[Rows from a dataset]
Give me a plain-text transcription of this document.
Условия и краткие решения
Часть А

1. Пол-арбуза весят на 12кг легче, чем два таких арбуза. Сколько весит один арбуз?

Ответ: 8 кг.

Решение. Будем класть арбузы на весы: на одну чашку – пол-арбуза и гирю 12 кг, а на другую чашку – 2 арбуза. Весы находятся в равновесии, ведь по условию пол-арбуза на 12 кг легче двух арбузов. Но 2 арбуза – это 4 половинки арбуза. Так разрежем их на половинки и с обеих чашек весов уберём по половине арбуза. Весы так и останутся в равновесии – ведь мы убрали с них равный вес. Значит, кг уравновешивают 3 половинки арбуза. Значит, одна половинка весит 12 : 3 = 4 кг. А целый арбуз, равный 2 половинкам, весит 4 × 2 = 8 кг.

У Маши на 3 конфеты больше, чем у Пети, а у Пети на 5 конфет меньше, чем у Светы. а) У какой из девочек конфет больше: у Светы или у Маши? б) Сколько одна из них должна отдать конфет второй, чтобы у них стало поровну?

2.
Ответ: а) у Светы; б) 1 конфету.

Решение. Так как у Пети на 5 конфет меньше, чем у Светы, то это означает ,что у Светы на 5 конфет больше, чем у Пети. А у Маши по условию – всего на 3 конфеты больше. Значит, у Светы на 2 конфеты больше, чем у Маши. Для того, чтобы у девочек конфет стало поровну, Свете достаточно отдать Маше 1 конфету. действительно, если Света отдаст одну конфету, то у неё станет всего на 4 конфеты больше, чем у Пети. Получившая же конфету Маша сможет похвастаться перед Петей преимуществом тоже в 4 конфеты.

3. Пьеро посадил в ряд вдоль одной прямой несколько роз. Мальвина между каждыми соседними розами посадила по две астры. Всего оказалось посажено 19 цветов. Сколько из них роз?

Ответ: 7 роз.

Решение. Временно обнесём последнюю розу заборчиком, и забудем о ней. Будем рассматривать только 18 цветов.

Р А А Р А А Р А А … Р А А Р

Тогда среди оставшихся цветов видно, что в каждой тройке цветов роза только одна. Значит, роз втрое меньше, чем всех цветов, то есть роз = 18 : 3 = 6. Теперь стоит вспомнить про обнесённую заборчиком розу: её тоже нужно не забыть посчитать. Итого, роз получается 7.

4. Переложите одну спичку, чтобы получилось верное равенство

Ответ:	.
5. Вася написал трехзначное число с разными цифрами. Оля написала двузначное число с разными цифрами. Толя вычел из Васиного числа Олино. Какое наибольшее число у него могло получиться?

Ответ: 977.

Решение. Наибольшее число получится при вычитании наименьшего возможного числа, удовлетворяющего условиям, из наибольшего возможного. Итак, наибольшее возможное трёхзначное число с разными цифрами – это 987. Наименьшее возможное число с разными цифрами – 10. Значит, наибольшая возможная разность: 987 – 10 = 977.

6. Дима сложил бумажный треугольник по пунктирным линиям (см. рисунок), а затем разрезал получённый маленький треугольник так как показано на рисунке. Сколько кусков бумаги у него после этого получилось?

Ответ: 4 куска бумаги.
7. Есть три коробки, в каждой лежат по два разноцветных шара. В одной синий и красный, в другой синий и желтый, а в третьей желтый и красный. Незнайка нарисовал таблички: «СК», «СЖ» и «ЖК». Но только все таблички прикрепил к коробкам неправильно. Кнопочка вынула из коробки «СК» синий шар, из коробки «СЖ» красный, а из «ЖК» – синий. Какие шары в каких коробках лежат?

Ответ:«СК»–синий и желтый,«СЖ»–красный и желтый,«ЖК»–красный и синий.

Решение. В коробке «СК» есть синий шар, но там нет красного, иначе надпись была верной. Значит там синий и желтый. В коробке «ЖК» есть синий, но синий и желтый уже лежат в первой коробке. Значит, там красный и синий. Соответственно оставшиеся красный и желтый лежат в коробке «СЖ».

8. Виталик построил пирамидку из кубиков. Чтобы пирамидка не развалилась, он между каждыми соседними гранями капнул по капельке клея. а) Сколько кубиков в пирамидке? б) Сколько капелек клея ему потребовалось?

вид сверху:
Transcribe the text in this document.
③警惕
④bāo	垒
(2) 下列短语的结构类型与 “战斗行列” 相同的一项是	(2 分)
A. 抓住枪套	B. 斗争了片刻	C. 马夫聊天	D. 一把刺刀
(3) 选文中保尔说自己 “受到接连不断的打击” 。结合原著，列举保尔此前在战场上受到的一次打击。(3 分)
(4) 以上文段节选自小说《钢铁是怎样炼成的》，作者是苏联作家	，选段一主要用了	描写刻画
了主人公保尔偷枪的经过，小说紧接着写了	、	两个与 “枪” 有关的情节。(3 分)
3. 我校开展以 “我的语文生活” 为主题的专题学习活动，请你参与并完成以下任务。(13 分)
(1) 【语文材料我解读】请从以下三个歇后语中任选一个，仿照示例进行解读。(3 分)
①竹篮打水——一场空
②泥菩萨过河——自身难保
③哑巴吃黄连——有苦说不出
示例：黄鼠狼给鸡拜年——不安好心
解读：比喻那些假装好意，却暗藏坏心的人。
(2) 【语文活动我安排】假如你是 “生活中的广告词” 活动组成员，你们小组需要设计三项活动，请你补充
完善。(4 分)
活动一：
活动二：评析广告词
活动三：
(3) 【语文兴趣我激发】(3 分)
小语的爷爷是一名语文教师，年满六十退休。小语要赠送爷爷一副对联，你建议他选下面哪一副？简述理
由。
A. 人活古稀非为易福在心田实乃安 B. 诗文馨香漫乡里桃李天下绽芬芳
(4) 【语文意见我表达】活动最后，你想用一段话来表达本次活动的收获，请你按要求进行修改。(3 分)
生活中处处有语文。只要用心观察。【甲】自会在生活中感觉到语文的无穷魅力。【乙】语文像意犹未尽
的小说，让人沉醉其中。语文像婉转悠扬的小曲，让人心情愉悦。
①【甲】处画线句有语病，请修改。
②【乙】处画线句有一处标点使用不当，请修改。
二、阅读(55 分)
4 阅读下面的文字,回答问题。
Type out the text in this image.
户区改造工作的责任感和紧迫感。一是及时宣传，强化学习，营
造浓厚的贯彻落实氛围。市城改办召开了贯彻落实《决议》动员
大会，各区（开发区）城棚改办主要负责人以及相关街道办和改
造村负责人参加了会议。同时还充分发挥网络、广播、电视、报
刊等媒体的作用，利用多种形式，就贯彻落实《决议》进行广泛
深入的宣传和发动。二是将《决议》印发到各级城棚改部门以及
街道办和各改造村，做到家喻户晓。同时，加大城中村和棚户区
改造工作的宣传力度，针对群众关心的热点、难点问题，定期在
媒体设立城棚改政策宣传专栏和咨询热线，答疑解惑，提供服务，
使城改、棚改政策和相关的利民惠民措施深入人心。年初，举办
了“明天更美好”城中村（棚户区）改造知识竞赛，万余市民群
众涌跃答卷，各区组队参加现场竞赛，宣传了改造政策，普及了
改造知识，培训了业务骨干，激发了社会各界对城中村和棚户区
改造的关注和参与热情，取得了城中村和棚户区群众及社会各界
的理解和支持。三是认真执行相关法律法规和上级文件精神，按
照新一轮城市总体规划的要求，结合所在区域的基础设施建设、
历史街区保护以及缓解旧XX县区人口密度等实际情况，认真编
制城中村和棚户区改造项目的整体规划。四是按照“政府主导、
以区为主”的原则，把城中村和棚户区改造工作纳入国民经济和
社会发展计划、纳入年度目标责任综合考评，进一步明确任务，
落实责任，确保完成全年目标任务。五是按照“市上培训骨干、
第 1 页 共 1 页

__Task to complete__: From the entries above, pull out each line that includes "лежат".

__Complete answer__:
7. Есть три коробки, в каждой лежат по два разноцветных шара. В одной синий и красный, в другой синий и желтый, а в третьей желтый и красный. Незнайка нарисовал таблички: «СК», «СЖ» и «ЖК». Но только все таблички прикрепил к коробкам неправильно. Кнопочка вынула из коробки «СК» синий шар, из коробки «СЖ» красный, а из «ЖК» – синий. Какие шары в каких коробках лежат?
Решение. В коробке «СК» есть синий шар, но там нет красного, иначе надпись была верной. Значит там синий и желтый. В коробке «ЖК» есть синий, но синий и желтый уже лежат в первой коробке. Значит, там красный и синий. Соответственно оставшиеся красный и желтый лежат в коробке «СЖ».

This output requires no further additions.